[[ Text shown open ]]

No single method is ideal for treatment of hypertrophic and keloid scars. The recurrence of the condition after excision can range from 45% to 100%.64 Most of the time, excision is preceded by serial intrascar injections of triamcinolone acetonide in an attempt to reduce the risk of recurrence.13 The appearance of hypertrophic and keloid scars can be improved with laser resurfacing as well as with intrascar injections of triamcinolone acetonide. Nonablative lasers have also been shown to improve the color and texture of keloid and hypertrophic scars.46,48 Compression of scars may induce flattening, and silicone sheeting can thin and soften these types of scars. Other treatment modalities include excision, cryosurgery, irradiation, compression therapy, and intrascar injections of interferon alfa-2b. Often a combined modality is the preferred treatment (Figs. 27-23 and 27-24).65
FIGURE 27-23 A, A 1 × 1.5-cm skin defect of upper lip repaired by primary wound closure. B, Postoperative view at 7 months. Hypertrophic scar and elevation of vermilion border have occurred. C, Scar treated with three injections of triamcinolone acetonide suspension (10 mg/mL) separated by intervals of 2 months followed by double Z-plasty. D, Z-plasties completed. E, Five months after Z-plasties.
FIGURE 27-24 A 14-year-old boy with bilateral keloids of auricles after reconstructive otoplasties. A-D, Preoperative views and 5 years after excision of keloids and postoperative serial injections of triamcinolone acetonide into scars.

[[ Text shown closed ]]

*List of tasks*.
A - Please write out everything in the passage on treating hypertrophic and keloid scars, from "FIGURE 27-24 A" down to "acetonide into scars.".
B - Carry the passage on treating hypertrophic and keloid scars forward from its last sentence.

[[ Material shown open ]]

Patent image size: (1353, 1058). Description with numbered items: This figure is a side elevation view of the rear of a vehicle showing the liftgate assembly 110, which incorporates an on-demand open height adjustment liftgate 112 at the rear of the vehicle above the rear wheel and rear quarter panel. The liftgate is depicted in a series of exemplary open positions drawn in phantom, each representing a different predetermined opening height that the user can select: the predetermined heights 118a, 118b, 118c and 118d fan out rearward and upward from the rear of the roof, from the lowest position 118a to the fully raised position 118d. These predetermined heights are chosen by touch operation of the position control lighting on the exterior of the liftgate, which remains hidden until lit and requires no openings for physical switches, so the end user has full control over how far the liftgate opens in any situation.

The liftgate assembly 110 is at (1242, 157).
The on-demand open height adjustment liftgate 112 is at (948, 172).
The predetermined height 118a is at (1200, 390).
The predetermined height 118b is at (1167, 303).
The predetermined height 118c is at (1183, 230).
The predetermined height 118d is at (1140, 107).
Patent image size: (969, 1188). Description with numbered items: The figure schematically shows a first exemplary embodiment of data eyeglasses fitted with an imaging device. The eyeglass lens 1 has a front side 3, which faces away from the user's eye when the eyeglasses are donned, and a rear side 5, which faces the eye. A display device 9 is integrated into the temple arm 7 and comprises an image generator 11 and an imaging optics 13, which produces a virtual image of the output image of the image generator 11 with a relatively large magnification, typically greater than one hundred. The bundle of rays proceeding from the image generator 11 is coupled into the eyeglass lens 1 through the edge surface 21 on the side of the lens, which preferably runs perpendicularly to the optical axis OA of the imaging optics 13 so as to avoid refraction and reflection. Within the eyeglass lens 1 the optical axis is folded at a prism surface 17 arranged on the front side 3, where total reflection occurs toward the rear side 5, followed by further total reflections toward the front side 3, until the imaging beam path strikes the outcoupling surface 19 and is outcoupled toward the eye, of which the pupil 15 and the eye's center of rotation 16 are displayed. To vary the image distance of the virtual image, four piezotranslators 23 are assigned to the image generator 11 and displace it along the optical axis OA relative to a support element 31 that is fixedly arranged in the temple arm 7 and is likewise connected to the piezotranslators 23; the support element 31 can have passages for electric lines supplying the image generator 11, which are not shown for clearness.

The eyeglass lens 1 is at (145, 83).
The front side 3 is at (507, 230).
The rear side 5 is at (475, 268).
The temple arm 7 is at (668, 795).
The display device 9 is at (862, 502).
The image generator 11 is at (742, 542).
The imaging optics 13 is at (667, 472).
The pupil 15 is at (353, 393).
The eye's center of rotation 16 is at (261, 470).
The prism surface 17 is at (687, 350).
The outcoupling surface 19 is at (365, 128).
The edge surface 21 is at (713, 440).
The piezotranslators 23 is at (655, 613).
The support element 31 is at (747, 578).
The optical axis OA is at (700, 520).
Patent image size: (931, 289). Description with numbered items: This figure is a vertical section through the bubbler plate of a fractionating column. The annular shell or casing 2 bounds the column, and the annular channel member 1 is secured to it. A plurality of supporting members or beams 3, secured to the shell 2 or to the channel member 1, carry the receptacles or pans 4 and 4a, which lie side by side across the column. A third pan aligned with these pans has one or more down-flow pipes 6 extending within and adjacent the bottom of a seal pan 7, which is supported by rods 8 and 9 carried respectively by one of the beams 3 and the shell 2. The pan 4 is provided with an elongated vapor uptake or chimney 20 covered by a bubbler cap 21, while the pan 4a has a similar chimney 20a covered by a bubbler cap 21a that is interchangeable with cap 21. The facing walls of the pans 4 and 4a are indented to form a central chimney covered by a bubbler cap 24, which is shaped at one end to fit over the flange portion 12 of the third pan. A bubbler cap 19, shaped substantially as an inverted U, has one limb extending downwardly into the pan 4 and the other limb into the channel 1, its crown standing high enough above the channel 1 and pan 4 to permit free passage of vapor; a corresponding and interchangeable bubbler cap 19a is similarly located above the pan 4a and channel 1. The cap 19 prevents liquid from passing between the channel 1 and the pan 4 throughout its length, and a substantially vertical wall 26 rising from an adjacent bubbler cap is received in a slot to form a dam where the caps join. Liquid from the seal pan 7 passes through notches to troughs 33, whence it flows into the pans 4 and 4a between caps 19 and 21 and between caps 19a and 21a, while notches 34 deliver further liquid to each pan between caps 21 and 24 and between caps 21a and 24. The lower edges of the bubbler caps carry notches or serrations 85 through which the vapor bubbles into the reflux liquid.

[[ Material shown closed ]]

*Answers for the exercise*.
A -
FIGURE 27-24 A 14-year-old boy with bilateral keloids of auricles after reconstructive otoplasties. A-D, Preoperative views and 5 years after excision of keloids and postoperative serial injections of triamcinolone acetonide into scars.

B -
Glucocorticoids have a profound anti-inflammatory effect. The most common form used is triamcinolone, which is injected into the depths of a scar. Scar injections of triamcinolone acetonide suspension are used to soften firm scars, to lower raised keloids, and to prevent their recurrence.66 Steroids decrease fibroblast proliferation, reduce blood vessel formation, and interfere with fibrosis by inhibiting extracellular matrix protein gene expression.67 When steroid injection is used at the time of keloid excision, it is injected at the wound margins immediately after excision. Repeated injection is performed at 3- to 6-week intervals.9 Multiple injections are usually necessary. Excessive steroid injection of scars can lead to skin atrophy, hypopigmentation, and telangiectasias.68
Scar Excision and Skin Grafting
There are situations in which scar contraction may result in distortion of facial structures. In other cases, scar contracture may cause stenosis of the nostril, mouth, or external auditory canal. In such cases, excision of scar tissue and resurfacing of the resulting wound with a full-thickness skin graft may improve the condition. Figure 27-25 shows an example of correcting stenosis of the right nostril and nasal vestibule. Scar tissue was excised from the anterior floor of the nose. This released the alar base, which was mobilized laterally, leaving a void of skin in the floor of the vestibule. An auricular cartilage graft measuring 3 × 0.5-cm was placed in the tissue void. It was oriented so that the longer dimension of the graft was horizontal. One end of the graft was braced against the nasal spine and the other end against the soft tissues of the alar base. The cartilage graft served as a splint against scar contraction and the subsequent medial migration of the alar base during healing. A full-thickness skin graft covered the exposed cartilage graft and open wound in the anterior floor of the nose. The senior author has successfully managed nasal vestibular stenosis in this manner.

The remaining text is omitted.